**Entries taken from a collection**
____________________

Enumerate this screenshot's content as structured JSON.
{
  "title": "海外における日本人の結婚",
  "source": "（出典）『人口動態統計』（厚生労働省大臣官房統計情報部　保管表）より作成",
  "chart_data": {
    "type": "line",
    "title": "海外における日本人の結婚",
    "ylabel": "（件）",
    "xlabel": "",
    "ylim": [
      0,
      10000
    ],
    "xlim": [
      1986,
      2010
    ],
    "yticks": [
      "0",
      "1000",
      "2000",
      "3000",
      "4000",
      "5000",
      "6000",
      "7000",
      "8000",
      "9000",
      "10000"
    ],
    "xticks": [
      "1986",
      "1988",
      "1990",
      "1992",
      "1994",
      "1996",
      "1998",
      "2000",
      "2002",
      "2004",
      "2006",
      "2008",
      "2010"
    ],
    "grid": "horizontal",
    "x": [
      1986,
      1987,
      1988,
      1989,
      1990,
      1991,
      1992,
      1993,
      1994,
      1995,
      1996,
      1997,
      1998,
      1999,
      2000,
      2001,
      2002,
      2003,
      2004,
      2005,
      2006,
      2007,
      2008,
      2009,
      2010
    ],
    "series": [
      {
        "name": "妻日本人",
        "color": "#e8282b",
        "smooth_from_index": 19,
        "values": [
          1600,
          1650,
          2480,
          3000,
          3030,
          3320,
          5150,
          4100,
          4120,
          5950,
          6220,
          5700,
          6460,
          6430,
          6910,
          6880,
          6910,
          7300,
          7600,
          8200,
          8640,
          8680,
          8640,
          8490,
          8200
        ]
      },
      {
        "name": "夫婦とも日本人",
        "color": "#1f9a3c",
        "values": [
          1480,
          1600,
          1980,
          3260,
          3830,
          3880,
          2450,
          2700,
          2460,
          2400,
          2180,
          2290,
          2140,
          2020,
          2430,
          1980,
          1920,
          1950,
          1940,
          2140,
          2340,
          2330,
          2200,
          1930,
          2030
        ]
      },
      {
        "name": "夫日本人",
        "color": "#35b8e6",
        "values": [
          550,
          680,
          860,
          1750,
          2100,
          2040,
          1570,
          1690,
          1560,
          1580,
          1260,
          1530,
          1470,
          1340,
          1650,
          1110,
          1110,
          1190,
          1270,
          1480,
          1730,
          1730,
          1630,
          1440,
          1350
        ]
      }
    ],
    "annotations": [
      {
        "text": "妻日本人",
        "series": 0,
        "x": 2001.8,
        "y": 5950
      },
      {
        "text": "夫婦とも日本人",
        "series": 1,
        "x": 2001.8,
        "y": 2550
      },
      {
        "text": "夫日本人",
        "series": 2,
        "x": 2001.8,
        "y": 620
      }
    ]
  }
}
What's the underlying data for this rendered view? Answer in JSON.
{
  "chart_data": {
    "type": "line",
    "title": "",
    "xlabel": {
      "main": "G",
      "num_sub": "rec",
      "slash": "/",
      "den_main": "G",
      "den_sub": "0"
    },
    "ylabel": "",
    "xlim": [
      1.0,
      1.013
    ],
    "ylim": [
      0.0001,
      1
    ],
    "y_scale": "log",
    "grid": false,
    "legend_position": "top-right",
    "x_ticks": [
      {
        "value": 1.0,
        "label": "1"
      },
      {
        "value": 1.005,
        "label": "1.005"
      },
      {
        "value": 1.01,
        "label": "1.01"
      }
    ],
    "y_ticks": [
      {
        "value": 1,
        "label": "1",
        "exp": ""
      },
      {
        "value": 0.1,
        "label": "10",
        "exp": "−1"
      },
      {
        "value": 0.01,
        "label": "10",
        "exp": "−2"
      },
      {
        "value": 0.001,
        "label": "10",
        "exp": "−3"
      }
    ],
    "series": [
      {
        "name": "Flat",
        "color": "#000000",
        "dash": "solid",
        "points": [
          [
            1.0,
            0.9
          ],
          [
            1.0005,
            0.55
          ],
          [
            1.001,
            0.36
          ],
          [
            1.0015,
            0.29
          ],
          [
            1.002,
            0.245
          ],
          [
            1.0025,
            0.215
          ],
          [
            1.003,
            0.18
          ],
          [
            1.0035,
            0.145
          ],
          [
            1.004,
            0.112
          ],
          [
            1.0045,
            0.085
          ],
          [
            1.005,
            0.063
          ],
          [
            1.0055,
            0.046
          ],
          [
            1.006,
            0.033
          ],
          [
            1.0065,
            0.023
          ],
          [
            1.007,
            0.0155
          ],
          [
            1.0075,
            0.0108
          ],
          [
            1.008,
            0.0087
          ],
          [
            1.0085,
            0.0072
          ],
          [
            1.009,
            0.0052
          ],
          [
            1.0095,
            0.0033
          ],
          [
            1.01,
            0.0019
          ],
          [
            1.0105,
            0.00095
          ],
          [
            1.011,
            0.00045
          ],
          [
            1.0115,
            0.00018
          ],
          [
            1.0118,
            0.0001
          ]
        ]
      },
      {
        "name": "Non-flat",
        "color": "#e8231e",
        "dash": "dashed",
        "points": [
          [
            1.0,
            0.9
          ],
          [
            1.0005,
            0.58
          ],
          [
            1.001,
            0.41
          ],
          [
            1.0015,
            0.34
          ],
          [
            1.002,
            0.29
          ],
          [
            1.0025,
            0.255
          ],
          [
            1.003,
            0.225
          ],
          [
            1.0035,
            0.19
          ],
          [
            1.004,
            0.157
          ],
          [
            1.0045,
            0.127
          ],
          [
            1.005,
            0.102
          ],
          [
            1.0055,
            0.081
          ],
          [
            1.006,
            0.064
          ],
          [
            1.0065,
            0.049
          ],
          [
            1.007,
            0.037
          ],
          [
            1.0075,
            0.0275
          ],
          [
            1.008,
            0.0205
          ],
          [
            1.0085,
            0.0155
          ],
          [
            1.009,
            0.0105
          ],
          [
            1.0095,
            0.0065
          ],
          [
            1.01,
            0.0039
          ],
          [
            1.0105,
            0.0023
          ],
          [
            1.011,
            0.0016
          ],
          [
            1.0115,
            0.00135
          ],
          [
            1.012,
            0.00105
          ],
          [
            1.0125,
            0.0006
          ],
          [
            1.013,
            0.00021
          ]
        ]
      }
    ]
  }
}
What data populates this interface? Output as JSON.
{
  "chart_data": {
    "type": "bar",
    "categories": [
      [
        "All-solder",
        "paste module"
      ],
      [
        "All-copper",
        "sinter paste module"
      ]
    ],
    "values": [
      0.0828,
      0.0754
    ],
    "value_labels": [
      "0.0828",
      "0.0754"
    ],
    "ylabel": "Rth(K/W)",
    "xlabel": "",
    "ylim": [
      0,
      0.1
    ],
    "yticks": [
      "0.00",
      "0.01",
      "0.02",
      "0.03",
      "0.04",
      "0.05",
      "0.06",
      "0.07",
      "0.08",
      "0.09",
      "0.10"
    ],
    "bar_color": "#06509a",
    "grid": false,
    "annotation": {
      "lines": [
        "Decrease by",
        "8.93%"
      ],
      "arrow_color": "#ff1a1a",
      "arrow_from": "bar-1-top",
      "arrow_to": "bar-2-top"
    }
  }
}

____________________

**Stated goal**
Reproduce the material above exactly; please quote every line of it.

**Full response**
Enumerate this screenshot's content as structured JSON.
{
  "title": "海外における日本人の結婚",
  "source": "（出典）『人口動態統計』（厚生労働省大臣官房統計情報部　保管表）より作成",
  "chart_data": {
    "type": "line",
    "title": "海外における日本人の結婚",
    "ylabel": "（件）",
    "xlabel": "",
    "ylim": [
      0,
      10000
    ],
    "xlim": [
      1986,
      2010
    ],
    "yticks": [
      "0",
      "1000",
      "2000",
      "3000",
      "4000",
      "5000",
      "6000",
      "7000",
      "8000",
      "9000",
      "10000"
    ],
    "xticks": [
      "1986",
      "1988",
      "1990",
      "1992",
      "1994",
      "1996",
      "1998",
      "2000",
      "2002",
      "2004",
      "2006",
      "2008",
      "2010"
    ],
    "grid": "horizontal",
    "x": [
      1986,
      1987,
      1988,
      1989,
      1990,
      1991,
      1992,
      1993,
      1994,
      1995,
      1996,
      1997,
      1998,
      1999,
      2000,
      2001,
      2002,
      2003,
      2004,
      2005,
      2006,
      2007,
      2008,
      2009,
      2010
    ],
    "series": [
      {
        "name": "妻日本人",
        "color": "#e8282b",
        "smooth_from_index": 19,
        "values": [
          1600,
          1650,
          2480,
          3000,
          3030,
          3320,
          5150,
          4100,
          4120,
          5950,
          6220,
          5700,
          6460,
          6430,
          6910,
          6880,
          6910,
          7300,
          7600,
          8200,
          8640,
          8680,
          8640,
          8490,
          8200
        ]
      },
      {
        "name": "夫婦とも日本人",
        "color": "#1f9a3c",
        "values": [
          1480,
          1600,
          1980,
          3260,
          3830,
          3880,
          2450,
          2700,
          2460,
          2400,
          2180,
          2290,
          2140,
          2020,
          2430,
          1980,
          1920,
          1950,
          1940,
          2140,
          2340,
          2330,
          2200,
          1930,
          2030
        ]
      },
      {
        "name": "夫日本人",
        "color": "#35b8e6",
        "values": [
          550,
          680,
          860,
          1750,
          2100,
          2040,
          1570,
          1690,
          1560,
          1580,
          1260,
          1530,
          1470,
          1340,
          1650,
          1110,
          1110,
          1190,
          1270,
          1480,
          1730,
          1730,
          1630,
          1440,
          1350
        ]
      }
    ],
    "annotations": [
      {
        "text": "妻日本人",
        "series": 0,
        "x": 2001.8,
        "y": 5950
      },
      {
        "text": "夫婦とも日本人",
        "series": 1,
        "x": 2001.8,
        "y": 2550
      },
      {
        "text": "夫日本人",
        "series": 2,
        "x": 2001.8,
        "y": 620
      }
    ]
  }
}
What's the underlying data for this rendered view? Answer in JSON.
{
  "chart_data": {
    "type": "line",
    "title": "",
    "xlabel": {
      "main": "G",
      "num_sub": "rec",
      "slash": "/",
      "den_main": "G",
      "den_sub": "0"
    },
    "ylabel": "",
    "xlim": [
      1.0,
      1.013
    ],
    "ylim": [
      0.0001,
      1
    ],
    "y_scale": "log",
    "grid": false,
    "legend_position": "top-right",
    "x_ticks": [
      {
        "value": 1.0,
        "label": "1"
      },
      {
        "value": 1.005,
        "label": "1.005"
      },
      {
        "value": 1.01,
        "label": "1.01"
      }
    ],
    "y_ticks": [
      {
        "value": 1,
        "label": "1",
        "exp": ""
      },
      {
        "value": 0.1,
        "label": "10",
        "exp": "−1"
      },
      {
        "value": 0.01,
        "label": "10",
        "exp": "−2"
      },
      {
        "value": 0.001,
        "label": "10",
        "exp": "−3"
      }
    ],
    "series": [
      {
        "name": "Flat",
        "color": "#000000",
        "dash": "solid",
        "points": [
          [
            1.0,
            0.9
          ],
          [
            1.0005,
            0.55
          ],
          [
            1.001,
            0.36
          ],
          [
            1.0015,
            0.29
          ],
          [
            1.002,
            0.245
          ],
          [
            1.0025,
            0.215
          ],
          [
            1.003,
            0.18
          ],
          [
            1.0035,
            0.145
          ],
          [
            1.004,
            0.112
          ],
          [
            1.0045,
            0.085
          ],
          [
            1.005,
            0.063
          ],
          [
            1.0055,
            0.046
          ],
          [
            1.006,
            0.033
          ],
          [
            1.0065,
            0.023
          ],
          [
            1.007,
            0.0155
          ],
          [
            1.0075,
            0.0108
          ],
          [
            1.008,
            0.0087
          ],
          [
            1.0085,
            0.0072
          ],
          [
            1.009,
            0.0052
          ],
          [
            1.0095,
            0.0033
          ],
          [
            1.01,
            0.0019
          ],
          [
            1.0105,
            0.00095
          ],
          [
            1.011,
            0.00045
          ],
          [
            1.0115,
            0.00018
          ],
          [
            1.0118,
            0.0001
          ]
        ]
      },
      {
        "name": "Non-flat",
        "color": "#e8231e",
        "dash": "dashed",
        "points": [
          [
            1.0,
            0.9
          ],
          [
            1.0005,
            0.58
          ],
          [
            1.001,
            0.41
          ],
          [
            1.0015,
            0.34
          ],
          [
            1.002,
            0.29
          ],
          [
            1.0025,
            0.255
          ],
          [
            1.003,
            0.225
          ],
          [
            1.0035,
            0.19
          ],
          [
            1.004,
            0.157
          ],
          [
            1.0045,
            0.127
          ],
          [
            1.005,
            0.102
          ],
          [
            1.0055,
            0.081
          ],
          [
            1.006,
            0.064
          ],
          [
            1.0065,
            0.049
          ],
          [
            1.007,
            0.037
          ],
          [
            1.0075,
            0.0275
          ],
          [
            1.008,
            0.0205
          ],
          [
            1.0085,
            0.0155
          ],
          [
            1.009,
            0.0105
          ],
          [
            1.0095,
            0.0065
          ],
          [
            1.01,
            0.0039
          ],
          [
            1.0105,
            0.0023
          ],
          [
            1.011,
            0.0016
          ],
          [
            1.0115,
            0.00135
          ],
          [
            1.012,
            0.00105
          ],
          [
            1.0125,
            0.0006
          ],
          [
            1.013,
            0.00021
          ]
        ]
      }
    ]
  }
}
What data populates this interface? Output as JSON.
{
  "chart_data": {
    "type": "bar",
    "categories": [
      [
        "All-solder",
        "paste module"
      ],
      [
        "All-copper",
        "sinter paste module"
      ]
    ],
    "values": [
      0.0828,
      0.0754
    ],
    "value_labels": [
      "0.0828",
      "0.0754"
    ],
    "ylabel": "Rth(K/W)",
    "xlabel": "",
    "ylim": [
      0,
      0.1
    ],
    "yticks": [
      "0.00",
      "0.01",
      "0.02",
      "0.03",
      "0.04",
      "0.05",
      "0.06",
      "0.07",
      "0.08",
      "0.09",
      "0.10"
    ],
    "bar_color": "#06509a",
    "grid": false,
    "annotation": {
      "lines": [
        "Decrease by",
        "8.93%"
      ],
      "arrow_color": "#ff1a1a",
      "arrow_from": "bar-1-top",
      "arrow_to": "bar-2-top"
    }
  }
}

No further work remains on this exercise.